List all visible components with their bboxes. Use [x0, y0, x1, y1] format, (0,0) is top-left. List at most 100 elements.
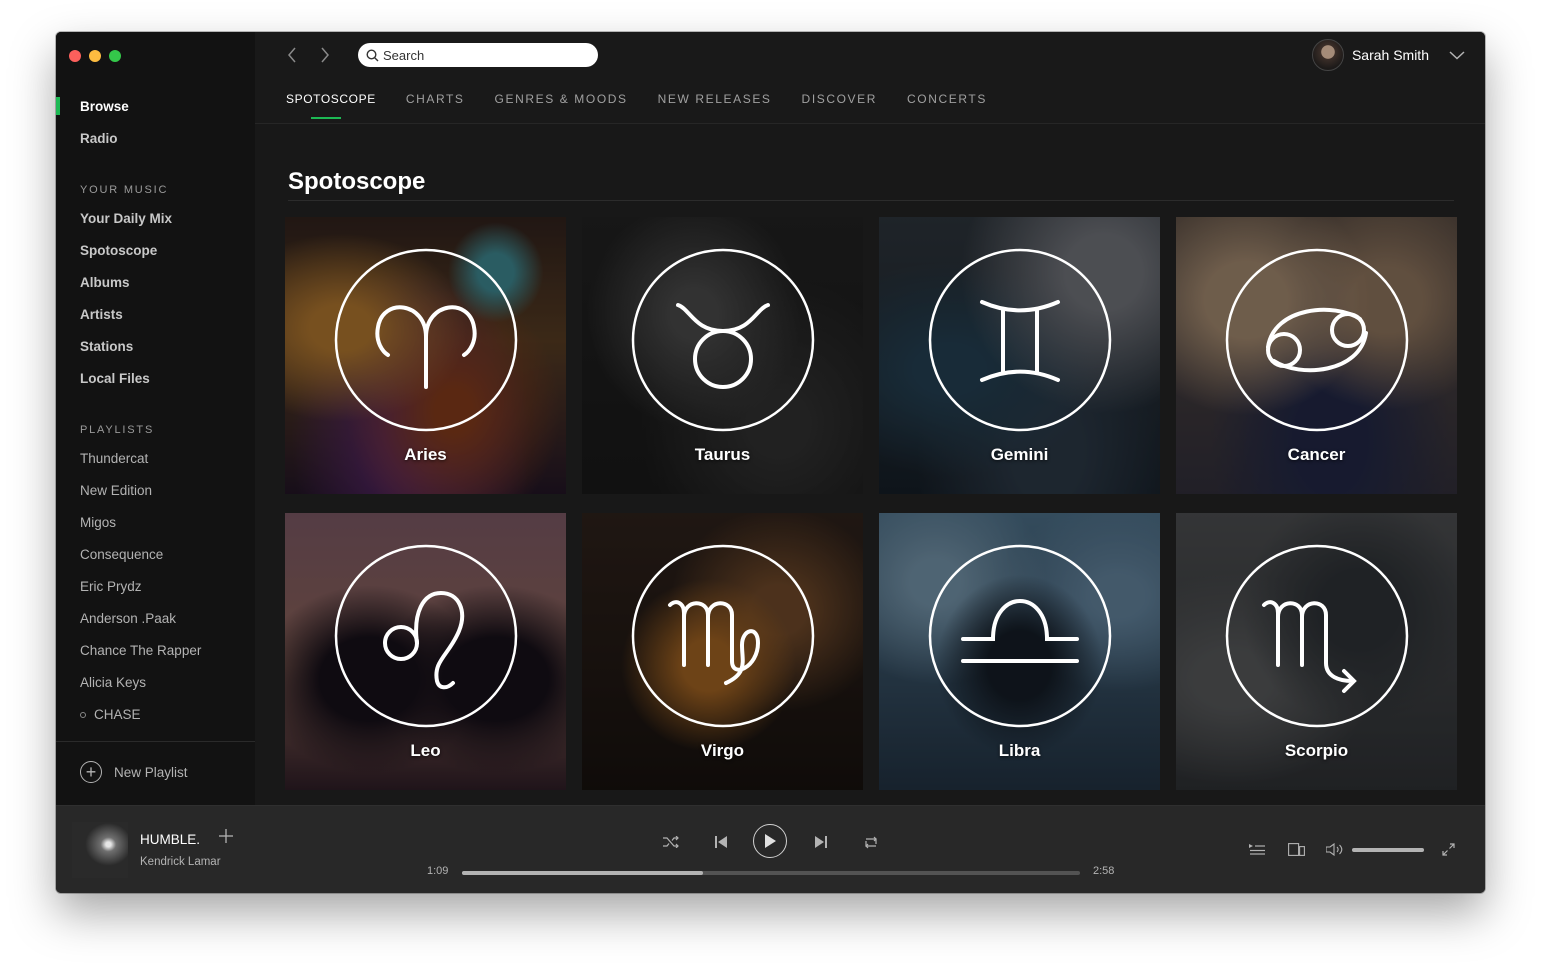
avatar[interactable]: [1311, 39, 1344, 71]
previous-button[interactable]: [707, 830, 735, 854]
playlist-item[interactable]: Anderson .Paak: [80, 611, 176, 626]
card-label: Scorpio: [1284, 741, 1349, 760]
tab-discover[interactable]: DISCOVER: [802, 92, 877, 120]
card-libra[interactable]: Libra: [879, 513, 1160, 790]
tab-spotoscope[interactable]: SPOTOSCOPE: [286, 92, 376, 120]
play-button[interactable]: [753, 824, 787, 858]
card-label: Leo: [410, 741, 441, 760]
libra-icon: [928, 544, 1112, 728]
tab-genres-moods[interactable]: GENRES & MOODS: [495, 92, 628, 120]
playlist-item[interactable]: CHASE: [80, 707, 141, 722]
repeat-icon: [865, 836, 877, 848]
player-bar: HUMBLE. Kendrick Lamar 1:09 2:58: [56, 805, 1485, 893]
sidebar-divider: [56, 741, 255, 742]
zoom-window-button[interactable]: [109, 50, 121, 62]
card-aries[interactable]: Aries: [285, 217, 566, 494]
elapsed-time: 1:09: [427, 865, 449, 877]
virgo-icon: [631, 544, 815, 728]
add-track-button[interactable]: [219, 826, 233, 849]
gemini-icon: [928, 248, 1112, 432]
play-icon: [765, 834, 776, 848]
volume-icon: [1326, 842, 1343, 856]
card-label: Gemini: [990, 445, 1049, 464]
browse-tabs: SPOTOSCOPE CHARTS GENRES & MOODS NEW REL…: [286, 92, 1017, 120]
plus-circle-icon: +: [80, 761, 102, 783]
app-window: Browse Radio YOUR MUSIC Your Daily Mix S…: [56, 32, 1485, 893]
card-label: Libra: [998, 741, 1041, 760]
new-playlist-button[interactable]: + New Playlist: [80, 761, 188, 783]
shuffle-icon: [663, 836, 679, 848]
card-label: Cancer: [1287, 445, 1346, 464]
sidebar-item-spotoscope[interactable]: Spotoscope: [80, 243, 157, 258]
repeat-button[interactable]: [857, 830, 885, 854]
close-window-button[interactable]: [69, 50, 81, 62]
volume-slider[interactable]: [1352, 848, 1424, 852]
card-label: Virgo: [700, 741, 745, 760]
sidebar: Browse Radio YOUR MUSIC Your Daily Mix S…: [56, 32, 255, 805]
your-music-heading: YOUR MUSIC: [80, 184, 169, 196]
fullscreen-button[interactable]: [1437, 840, 1459, 858]
devices-button[interactable]: [1285, 840, 1307, 858]
duration-time: 2:58: [1093, 865, 1115, 877]
card-virgo[interactable]: Virgo: [582, 513, 863, 790]
taurus-icon: [631, 248, 815, 432]
card-gemini[interactable]: Gemini: [879, 217, 1160, 494]
shuffle-button[interactable]: [657, 830, 685, 854]
leo-icon: [334, 544, 518, 728]
volume-button[interactable]: [1324, 840, 1346, 858]
chevron-down-icon[interactable]: [1449, 50, 1465, 60]
search-input[interactable]: [383, 47, 583, 63]
queue-button[interactable]: [1246, 840, 1268, 858]
playlist-item[interactable]: Alicia Keys: [80, 675, 146, 690]
user-name[interactable]: Sarah Smith: [1352, 47, 1429, 63]
user-menu[interactable]: Sarah Smith: [1311, 39, 1465, 71]
playlist-item[interactable]: New Edition: [80, 483, 152, 498]
forward-button[interactable]: [315, 44, 335, 66]
sidebar-item-browse[interactable]: Browse: [80, 99, 129, 114]
main-content: Spotoscope Aries Taurus Gemini Cancer Le…: [255, 124, 1485, 805]
track-title[interactable]: HUMBLE.: [140, 832, 200, 847]
tab-new-releases[interactable]: NEW RELEASES: [658, 92, 772, 120]
title-divider: [288, 200, 1454, 201]
track-artist[interactable]: Kendrick Lamar: [140, 856, 221, 868]
progress-fill: [462, 871, 704, 875]
devices-icon: [1287, 842, 1305, 856]
chevron-left-icon: [288, 47, 296, 63]
playlist-label: CHASE: [94, 707, 141, 722]
minimize-window-button[interactable]: [89, 50, 101, 62]
chevron-right-icon: [321, 47, 329, 63]
sidebar-item-daily-mix[interactable]: Your Daily Mix: [80, 211, 172, 226]
search-box[interactable]: [358, 43, 598, 67]
back-button[interactable]: [282, 44, 302, 66]
top-bar: Sarah Smith SPOTOSCOPE CHARTS GENRES & M…: [56, 32, 1485, 124]
sidebar-item-albums[interactable]: Albums: [80, 275, 130, 290]
cancer-icon: [1225, 248, 1409, 432]
playlist-item[interactable]: Migos: [80, 515, 116, 530]
card-label: Taurus: [694, 445, 751, 464]
progress-bar[interactable]: [462, 871, 1080, 875]
sidebar-item-artists[interactable]: Artists: [80, 307, 123, 322]
card-label: Aries: [404, 445, 447, 464]
playlist-item[interactable]: Chance The Rapper: [80, 643, 201, 658]
playlist-item[interactable]: Consequence: [80, 547, 163, 562]
playlist-item[interactable]: Thundercat: [80, 451, 148, 466]
sidebar-item-local-files[interactable]: Local Files: [80, 371, 150, 386]
card-scorpio[interactable]: Scorpio: [1176, 513, 1457, 790]
card-leo[interactable]: Leo: [285, 513, 566, 790]
album-art[interactable]: [72, 822, 128, 878]
skip-forward-icon: [815, 836, 827, 848]
card-taurus[interactable]: Taurus: [582, 217, 863, 494]
tab-charts[interactable]: CHARTS: [406, 92, 465, 120]
playlist-item[interactable]: Eric Prydz: [80, 579, 142, 594]
next-button[interactable]: [807, 830, 835, 854]
window-controls: [69, 50, 121, 62]
search-icon: [366, 48, 379, 61]
skip-back-icon: [715, 836, 727, 848]
card-cancer[interactable]: Cancer: [1176, 217, 1457, 494]
queue-icon: [1249, 844, 1265, 855]
tab-concerts[interactable]: CONCERTS: [907, 92, 987, 120]
sidebar-item-stations[interactable]: Stations: [80, 339, 133, 354]
new-playlist-label: New Playlist: [114, 764, 188, 780]
aries-icon: [334, 248, 518, 432]
sidebar-item-radio[interactable]: Radio: [80, 131, 118, 146]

Directions
Please retype all of the entries above line for line, leaving the pictures out.

Finished answer
List all visible components with their bboxes. Use [x0, y0, x1, y1] format, (0,0) is top-left. List at most 100 elements.
avatar[interactable]: [1311, 39, 1344, 71]
previous-button[interactable]: [707, 830, 735, 854]
playlist-item[interactable]: Anderson .Paak: [80, 611, 176, 626]
card-label: Scorpio: [1284, 741, 1349, 760]
tab-discover[interactable]: DISCOVER: [802, 92, 877, 120]
card-libra[interactable]: Libra: [879, 513, 1160, 790]
tab-spotoscope[interactable]: SPOTOSCOPE: [286, 92, 376, 120]
play-button[interactable]: [753, 824, 787, 858]
card-label: Leo: [410, 741, 441, 760]
libra-icon: [928, 544, 1112, 728]
tab-genres-moods[interactable]: GENRES & MOODS: [495, 92, 628, 120]
playlist-item[interactable]: CHASE: [80, 707, 141, 722]
repeat-icon: [865, 836, 877, 848]
player-bar: HUMBLE. Kendrick Lamar 1:09 2:58: [56, 805, 1485, 893]
sidebar-divider: [56, 741, 255, 742]
zoom-window-button[interactable]: [109, 50, 121, 62]
card-aries[interactable]: Aries: [285, 217, 566, 494]
elapsed-time: 1:09: [427, 865, 449, 877]
virgo-icon: [631, 544, 815, 728]
add-track-button[interactable]: [219, 826, 233, 849]
gemini-icon: [928, 248, 1112, 432]
play-icon: [765, 834, 776, 848]
volume-icon: [1326, 842, 1343, 856]
card-label: Gemini: [990, 445, 1049, 464]
browse-tabs: SPOTOSCOPE CHARTS GENRES & MOODS NEW REL…: [286, 92, 1017, 120]
plus-circle-icon: +: [80, 761, 102, 783]
app-window: Browse Radio YOUR MUSIC Your Daily Mix S…: [56, 32, 1485, 893]
card-label: Libra: [998, 741, 1041, 760]
new-playlist-button[interactable]: + New Playlist: [80, 761, 188, 783]
shuffle-icon: [663, 836, 679, 848]
card-label: Cancer: [1287, 445, 1346, 464]
sidebar-item-spotoscope[interactable]: Spotoscope: [80, 243, 157, 258]
repeat-button[interactable]: [857, 830, 885, 854]
close-window-button[interactable]: [69, 50, 81, 62]
volume-slider[interactable]: [1352, 848, 1424, 852]
card-label: Virgo: [700, 741, 745, 760]
sidebar: Browse Radio YOUR MUSIC Your Daily Mix S…: [56, 32, 255, 805]
your-music-heading: YOUR MUSIC: [80, 184, 169, 196]
fullscreen-button[interactable]: [1437, 840, 1459, 858]
devices-button[interactable]: [1285, 840, 1307, 858]
duration-time: 2:58: [1093, 865, 1115, 877]
card-virgo[interactable]: Virgo: [582, 513, 863, 790]
taurus-icon: [631, 248, 815, 432]
card-gemini[interactable]: Gemini: [879, 217, 1160, 494]
shuffle-button[interactable]: [657, 830, 685, 854]
leo-icon: [334, 544, 518, 728]
volume-button[interactable]: [1324, 840, 1346, 858]
chevron-down-icon[interactable]: [1449, 50, 1465, 60]
search-input[interactable]: [383, 47, 583, 63]
queue-button[interactable]: [1246, 840, 1268, 858]
playlist-item[interactable]: Alicia Keys: [80, 675, 146, 690]
user-name[interactable]: Sarah Smith: [1352, 47, 1429, 63]
user-menu[interactable]: Sarah Smith: [1311, 39, 1465, 71]
playlist-item[interactable]: New Edition: [80, 483, 152, 498]
forward-button[interactable]: [315, 44, 335, 66]
sidebar-item-browse[interactable]: Browse: [80, 99, 129, 114]
main-content: Spotoscope Aries Taurus Gemini Cancer Le…: [255, 124, 1485, 805]
track-title[interactable]: HUMBLE.: [140, 832, 200, 847]
tab-new-releases[interactable]: NEW RELEASES: [658, 92, 772, 120]
title-divider: [288, 200, 1454, 201]
track-artist[interactable]: Kendrick Lamar: [140, 856, 221, 868]
progress-fill: [462, 871, 704, 875]
devices-icon: [1287, 842, 1305, 856]
chevron-left-icon: [288, 47, 296, 63]
playlist-label: CHASE: [94, 707, 141, 722]
minimize-window-button[interactable]: [89, 50, 101, 62]
chevron-right-icon: [321, 47, 329, 63]
sidebar-item-daily-mix[interactable]: Your Daily Mix: [80, 211, 172, 226]
search-box[interactable]: [358, 43, 598, 67]
back-button[interactable]: [282, 44, 302, 66]
top-bar: Sarah Smith SPOTOSCOPE CHARTS GENRES & M…: [56, 32, 1485, 124]
sidebar-item-albums[interactable]: Albums: [80, 275, 130, 290]
cancer-icon: [1225, 248, 1409, 432]
playlist-item[interactable]: Migos: [80, 515, 116, 530]
card-label: Taurus: [694, 445, 751, 464]
progress-bar[interactable]: [462, 871, 1080, 875]
sidebar-item-artists[interactable]: Artists: [80, 307, 123, 322]
card-label: Aries: [404, 445, 447, 464]
playlist-item[interactable]: Chance The Rapper: [80, 643, 201, 658]
playlist-item[interactable]: Consequence: [80, 547, 163, 562]
playlist-item[interactable]: Thundercat: [80, 451, 148, 466]
sidebar-item-local-files[interactable]: Local Files: [80, 371, 150, 386]
card-scorpio[interactable]: Scorpio: [1176, 513, 1457, 790]
card-leo[interactable]: Leo: [285, 513, 566, 790]
album-art[interactable]: [72, 822, 128, 878]
skip-forward-icon: [815, 836, 827, 848]
card-taurus[interactable]: Taurus: [582, 217, 863, 494]
tab-charts[interactable]: CHARTS: [406, 92, 465, 120]
playlist-item[interactable]: Eric Prydz: [80, 579, 142, 594]
next-button[interactable]: [807, 830, 835, 854]
window-controls: [69, 50, 121, 62]
search-icon: [366, 48, 379, 61]
skip-back-icon: [715, 836, 727, 848]
card-cancer[interactable]: Cancer: [1176, 217, 1457, 494]
queue-icon: [1249, 844, 1265, 855]
tab-concerts[interactable]: CONCERTS: [907, 92, 987, 120]
sidebar-item-stations[interactable]: Stations: [80, 339, 133, 354]
new-playlist-label: New Playlist: [114, 764, 188, 780]
aries-icon: [334, 248, 518, 432]
sidebar-item-radio[interactable]: Radio: [80, 131, 118, 146]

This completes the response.